_Problem to solve_
Write the data below out exactly as it stands. Do not include the pictures.

-*-

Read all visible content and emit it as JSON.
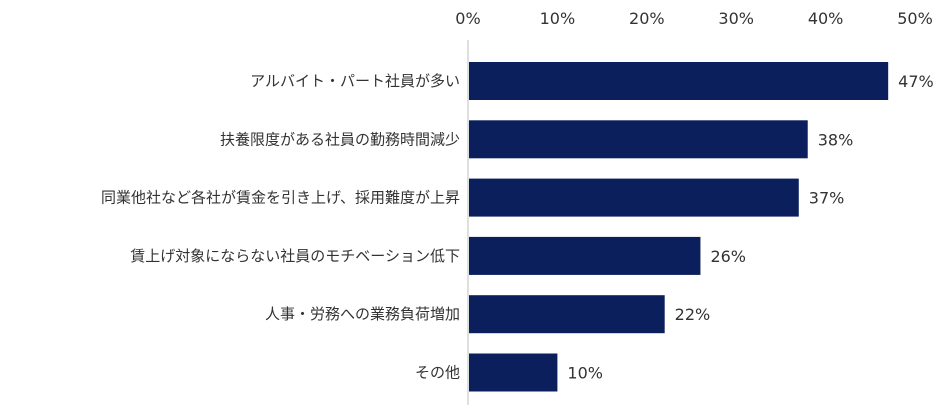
{
  "chart_data": {
    "type": "bar",
    "orientation": "horizontal",
    "categories": [
      "アルバイト・パート社員が多い",
      "扶養限度がある社員の勤務時間減少",
      "同業他社など各社が賃金を引き上げ、採用難度が上昇",
      "賃上げ対象にならない社員のモチベーション低下",
      "人事・労務への業務負荷増加",
      "その他"
    ],
    "values": [
      47,
      38,
      37,
      26,
      22,
      10
    ],
    "data_labels": [
      "47%",
      "38%",
      "37%",
      "26%",
      "22%",
      "10%"
    ],
    "xlim": [
      0,
      50
    ],
    "x_ticks": [
      "0%",
      "10%",
      "20%",
      "30%",
      "40%",
      "50%"
    ],
    "x_axis_position": "top",
    "grid": false,
    "legend": "none",
    "bar_color": "#0b1f5c",
    "axis_color": "#bfbfbf"
  }
}
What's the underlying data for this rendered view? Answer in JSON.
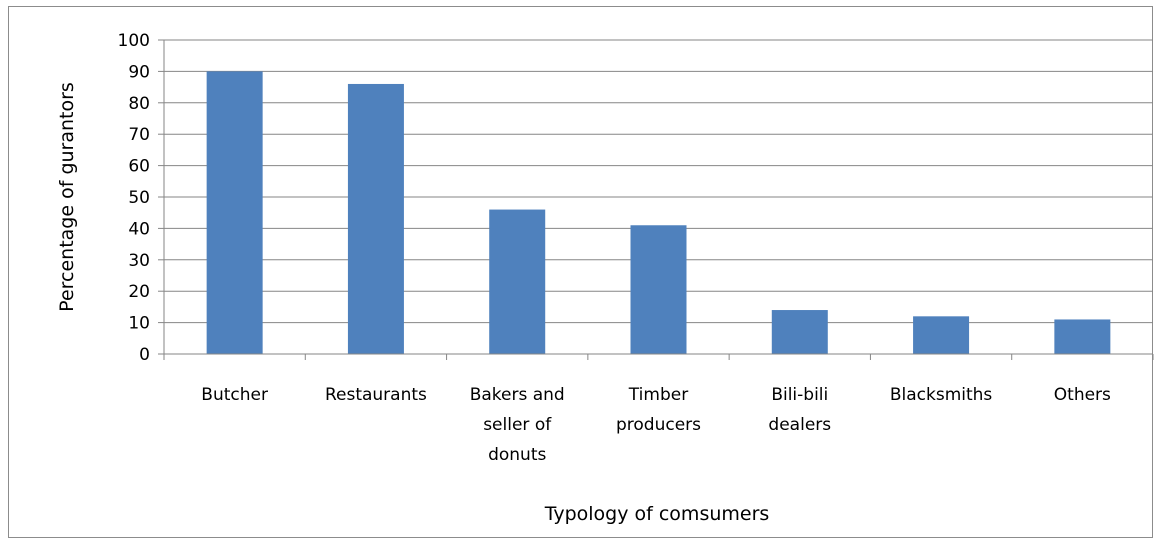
{
  "chart_data": {
    "type": "bar",
    "title": "",
    "xlabel": "Typology of comsumers",
    "ylabel": "Percentage of gurantors",
    "ylim": [
      0,
      100
    ],
    "yticks": [
      0,
      10,
      20,
      30,
      40,
      50,
      60,
      70,
      80,
      90,
      100
    ],
    "grid": true,
    "legend": "none",
    "bar_color": "#4f81bd",
    "categories": [
      [
        "Butcher"
      ],
      [
        "Restaurants"
      ],
      [
        "Bakers and",
        "seller of",
        "donuts"
      ],
      [
        "Timber",
        "producers"
      ],
      [
        "Bili-bili",
        "dealers"
      ],
      [
        "Blacksmiths"
      ],
      [
        "Others"
      ]
    ],
    "values": [
      90,
      86,
      46,
      41,
      14,
      12,
      11
    ]
  }
}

-*-

_Completed task_
Read all visible content and emit it as JSON.
{
  "chart_data": {
    "type": "bar",
    "orientation": "horizontal",
    "categories": [
      "アルバイト・パート社員が多い",
      "扶養限度がある社員の勤務時間減少",
      "同業他社など各社が賃金を引き上げ、採用難度が上昇",
      "賃上げ対象にならない社員のモチベーション低下",
      "人事・労務への業務負荷増加",
      "その他"
    ],
    "values": [
      47,
      38,
      37,
      26,
      22,
      10
    ],
    "data_labels": [
      "47%",
      "38%",
      "37%",
      "26%",
      "22%",
      "10%"
    ],
    "xlim": [
      0,
      50
    ],
    "x_ticks": [
      "0%",
      "10%",
      "20%",
      "30%",
      "40%",
      "50%"
    ],
    "x_axis_position": "top",
    "grid": false,
    "legend": "none",
    "bar_color": "#0b1f5c",
    "axis_color": "#bfbfbf"
  }
}
What's the underlying data for this rendered view? Answer in JSON.
{
  "chart_data": {
    "type": "bar",
    "title": "",
    "xlabel": "Typology of comsumers",
    "ylabel": "Percentage of gurantors",
    "ylim": [
      0,
      100
    ],
    "yticks": [
      0,
      10,
      20,
      30,
      40,
      50,
      60,
      70,
      80,
      90,
      100
    ],
    "grid": true,
    "legend": "none",
    "bar_color": "#4f81bd",
    "categories": [
      [
        "Butcher"
      ],
      [
        "Restaurants"
      ],
      [
        "Bakers and",
        "seller of",
        "donuts"
      ],
      [
        "Timber",
        "producers"
      ],
      [
        "Bili-bili",
        "dealers"
      ],
      [
        "Blacksmiths"
      ],
      [
        "Others"
      ]
    ],
    "values": [
      90,
      86,
      46,
      41,
      14,
      12,
      11
    ]
  }
}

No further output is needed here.